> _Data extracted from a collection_
-- BEGIN --
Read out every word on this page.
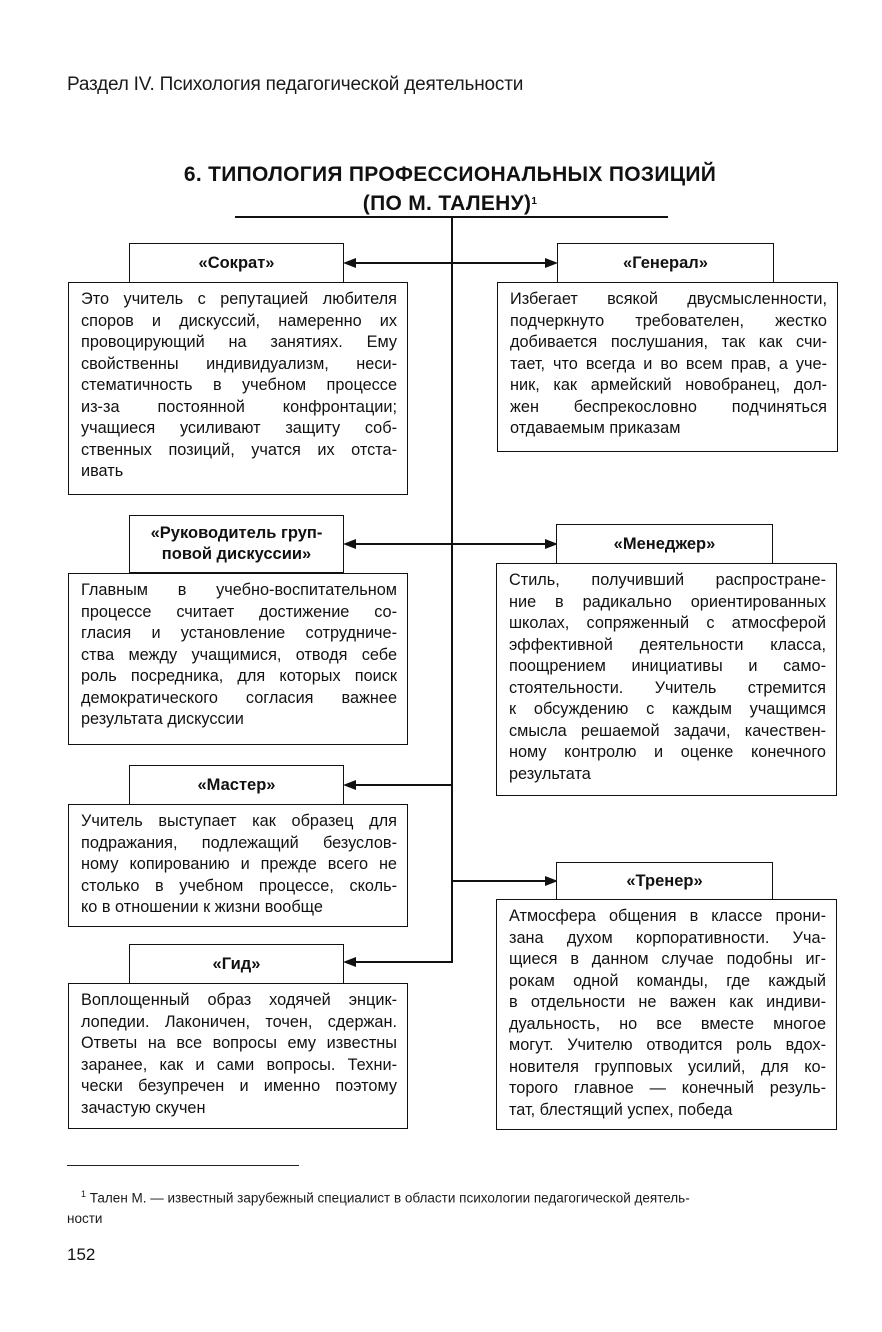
Раздел IV. Психология педагогической деятельности
6. ТИПОЛОГИЯ ПРОФЕССИОНАЛЬНЫХ ПОЗИЦИЙ
(ПО М. ТАЛЕНУ)$^1$
«Сократ»
Это учитель с репутацией любителя
споров и дискуссий, намеренно их
провоцирующий на занятиях. Ему
свойственны индивидуализм, неси-
стематичность в учебном процессе
из-за постоянной конфронтации;
учащиеся усиливают защиту соб-
ственных позиций, учатся их отста-
ивать
«Руководитель груп-
повой дискуссии»
Главным в учебно-воспитательном
процессе считает достижение со-
гласия и установление сотрудниче-
ства между учащимися, отводя себе
роль посредника, для которых поиск
демократического согласия важнее
результата дискуссии
«Мастер»
Учитель выступает как образец для
подражания, подлежащий безуслов-
ному копированию и прежде всего не
столько в учебном процессе, сколь-
ко в отношении к жизни вообще
«Гид»
Воплощенный образ ходячей энцик-
лопедии. Лаконичен, точен, сдержан.
Ответы на все вопросы ему известны
заранее, как и сами вопросы. Техни-
чески безупречен и именно поэтому
зачастую скучен
«Генерал»
Избегает всякой двусмысленности,
подчеркнуто требователен, жестко
добивается послушания, так как счи-
тает, что всегда и во всем прав, а уче-
ник, как армейский новобранец, дол-
жен беспрекословно подчиняться
отдаваемым приказам
«Менеджер»
Стиль, получивший распростране-
ние в радикально ориентированных
школах, сопряженный с атмосферой
эффективной деятельности класса,
поощрением инициативы и само-
стоятельности. Учитель стремится
к обсуждению с каждым учащимся
смысла решаемой задачи, качествен-
ному контролю и оценке конечного
результата
«Тренер»
Атмосфера общения в классе прони-
зана духом корпоративности. Уча-
щиеся в данном случае подобны иг-
рокам одной команды, где каждый
в отдельности не важен как индиви-
дуальность, но все вместе многое
могут. Учителю отводится роль вдох-
новителя групповых усилий, для ко-
торого главное — конечный резуль-
тат, блестящий успех, победа
$^1$ Тален М. — известный зарубежный специалист в области психологии педагогической деятель-
ности
152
-- END --
Go through the listing above and locate each line that holds the word "деятельности". Copy those lines.

> _RESULT_
Раздел IV. Психология педагогической деятельности
эффективной деятельности класса,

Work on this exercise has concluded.